### WHAT IS NEEDED:
Each line below must be set down exactly; omit any image you find.

### RECORDS SHOWN:

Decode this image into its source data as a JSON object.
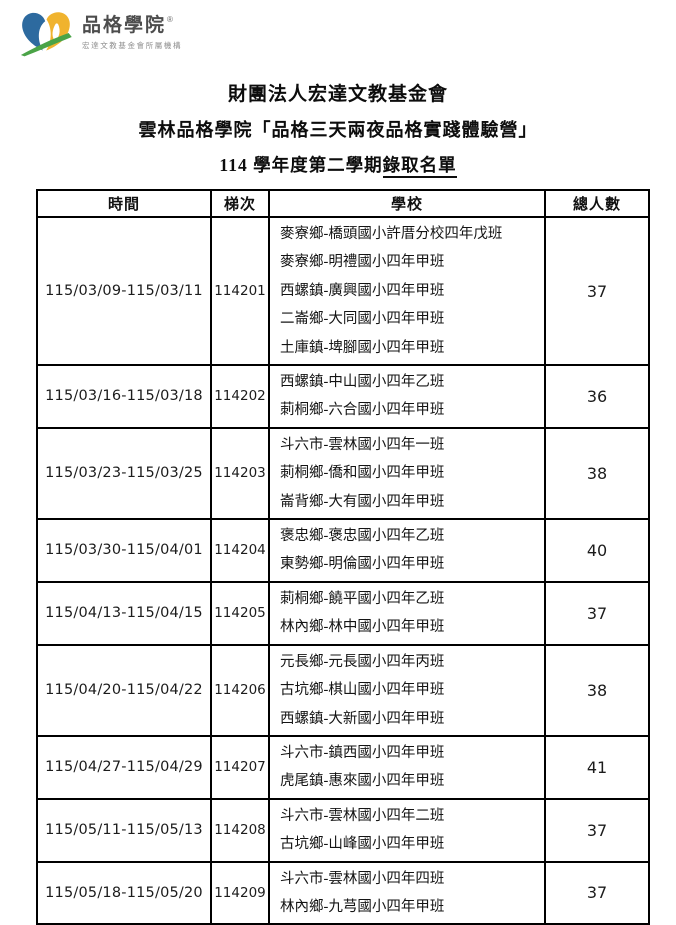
{
  "logo": {
    "brand": "品格學院",
    "registered_mark": "®",
    "tagline": "宏達文教基金會所屬機構",
    "colors": {
      "blue": "#2d6a9f",
      "yellow": "#f0b32e",
      "green": "#4aa347"
    }
  },
  "titles": {
    "line1": "財團法人宏達文教基金會",
    "line2": "雲林品格學院「品格三天兩夜品格實踐體驗營」",
    "line3_prefix": "114 學年度第二學期",
    "line3_underlined": "錄取名單"
  },
  "table": {
    "headers": [
      "時間",
      "梯次",
      "學校",
      "總人數"
    ],
    "rows": [
      {
        "time": "115/03/09-115/03/11",
        "batch": "114201",
        "schools": [
          "麥寮鄉-橋頭國小許厝分校四年戊班",
          "麥寮鄉-明禮國小四年甲班",
          "西螺鎮-廣興國小四年甲班",
          "二崙鄉-大同國小四年甲班",
          "土庫鎮-埤腳國小四年甲班"
        ],
        "total": "37"
      },
      {
        "time": "115/03/16-115/03/18",
        "batch": "114202",
        "schools": [
          "西螺鎮-中山國小四年乙班",
          "莿桐鄉-六合國小四年甲班"
        ],
        "total": "36"
      },
      {
        "time": "115/03/23-115/03/25",
        "batch": "114203",
        "schools": [
          "斗六市-雲林國小四年一班",
          "莿桐鄉-僑和國小四年甲班",
          "崙背鄉-大有國小四年甲班"
        ],
        "total": "38"
      },
      {
        "time": "115/03/30-115/04/01",
        "batch": "114204",
        "schools": [
          "褒忠鄉-褒忠國小四年乙班",
          "東勢鄉-明倫國小四年甲班"
        ],
        "total": "40"
      },
      {
        "time": "115/04/13-115/04/15",
        "batch": "114205",
        "schools": [
          "莿桐鄉-饒平國小四年乙班",
          "林內鄉-林中國小四年甲班"
        ],
        "total": "37"
      },
      {
        "time": "115/04/20-115/04/22",
        "batch": "114206",
        "schools": [
          "元長鄉-元長國小四年丙班",
          "古坑鄉-棋山國小四年甲班",
          "西螺鎮-大新國小四年甲班"
        ],
        "total": "38"
      },
      {
        "time": "115/04/27-115/04/29",
        "batch": "114207",
        "schools": [
          "斗六市-鎮西國小四年甲班",
          "虎尾鎮-惠來國小四年甲班"
        ],
        "total": "41"
      },
      {
        "time": "115/05/11-115/05/13",
        "batch": "114208",
        "schools": [
          "斗六市-雲林國小四年二班",
          "古坑鄉-山峰國小四年甲班"
        ],
        "total": "37"
      },
      {
        "time": "115/05/18-115/05/20",
        "batch": "114209",
        "schools": [
          "斗六市-雲林國小四年四班",
          "林內鄉-九芎國小四年甲班"
        ],
        "total": "37"
      }
    ]
  }
}
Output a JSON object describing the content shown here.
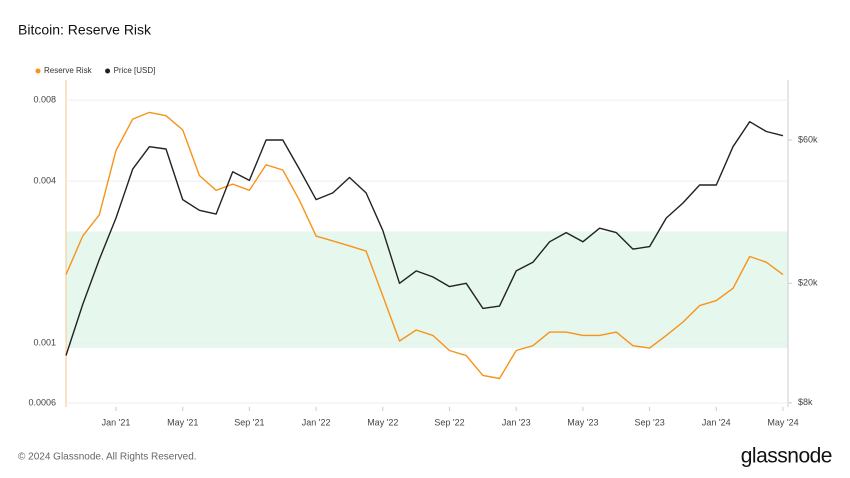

### OUTPUT OF THE EXERCISE:
Decode this image into its source data as a JSON object.
{
  "logo": {
    "brand": "品格學院",
    "registered_mark": "®",
    "tagline": "宏達文教基金會所屬機構",
    "colors": {
      "blue": "#2d6a9f",
      "yellow": "#f0b32e",
      "green": "#4aa347"
    }
  },
  "titles": {
    "line1": "財團法人宏達文教基金會",
    "line2": "雲林品格學院「品格三天兩夜品格實踐體驗營」",
    "line3_prefix": "114 學年度第二學期",
    "line3_underlined": "錄取名單"
  },
  "table": {
    "headers": [
      "時間",
      "梯次",
      "學校",
      "總人數"
    ],
    "rows": [
      {
        "time": "115/03/09-115/03/11",
        "batch": "114201",
        "schools": [
          "麥寮鄉-橋頭國小許厝分校四年戊班",
          "麥寮鄉-明禮國小四年甲班",
          "西螺鎮-廣興國小四年甲班",
          "二崙鄉-大同國小四年甲班",
          "土庫鎮-埤腳國小四年甲班"
        ],
        "total": "37"
      },
      {
        "time": "115/03/16-115/03/18",
        "batch": "114202",
        "schools": [
          "西螺鎮-中山國小四年乙班",
          "莿桐鄉-六合國小四年甲班"
        ],
        "total": "36"
      },
      {
        "time": "115/03/23-115/03/25",
        "batch": "114203",
        "schools": [
          "斗六市-雲林國小四年一班",
          "莿桐鄉-僑和國小四年甲班",
          "崙背鄉-大有國小四年甲班"
        ],
        "total": "38"
      },
      {
        "time": "115/03/30-115/04/01",
        "batch": "114204",
        "schools": [
          "褒忠鄉-褒忠國小四年乙班",
          "東勢鄉-明倫國小四年甲班"
        ],
        "total": "40"
      },
      {
        "time": "115/04/13-115/04/15",
        "batch": "114205",
        "schools": [
          "莿桐鄉-饒平國小四年乙班",
          "林內鄉-林中國小四年甲班"
        ],
        "total": "37"
      },
      {
        "time": "115/04/20-115/04/22",
        "batch": "114206",
        "schools": [
          "元長鄉-元長國小四年丙班",
          "古坑鄉-棋山國小四年甲班",
          "西螺鎮-大新國小四年甲班"
        ],
        "total": "38"
      },
      {
        "time": "115/04/27-115/04/29",
        "batch": "114207",
        "schools": [
          "斗六市-鎮西國小四年甲班",
          "虎尾鎮-惠來國小四年甲班"
        ],
        "total": "41"
      },
      {
        "time": "115/05/11-115/05/13",
        "batch": "114208",
        "schools": [
          "斗六市-雲林國小四年二班",
          "古坑鄉-山峰國小四年甲班"
        ],
        "total": "37"
      },
      {
        "time": "115/05/18-115/05/20",
        "batch": "114209",
        "schools": [
          "斗六市-雲林國小四年四班",
          "林內鄉-九芎國小四年甲班"
        ],
        "total": "37"
      }
    ]
  }
}
Output a JSON object describing the content shown here.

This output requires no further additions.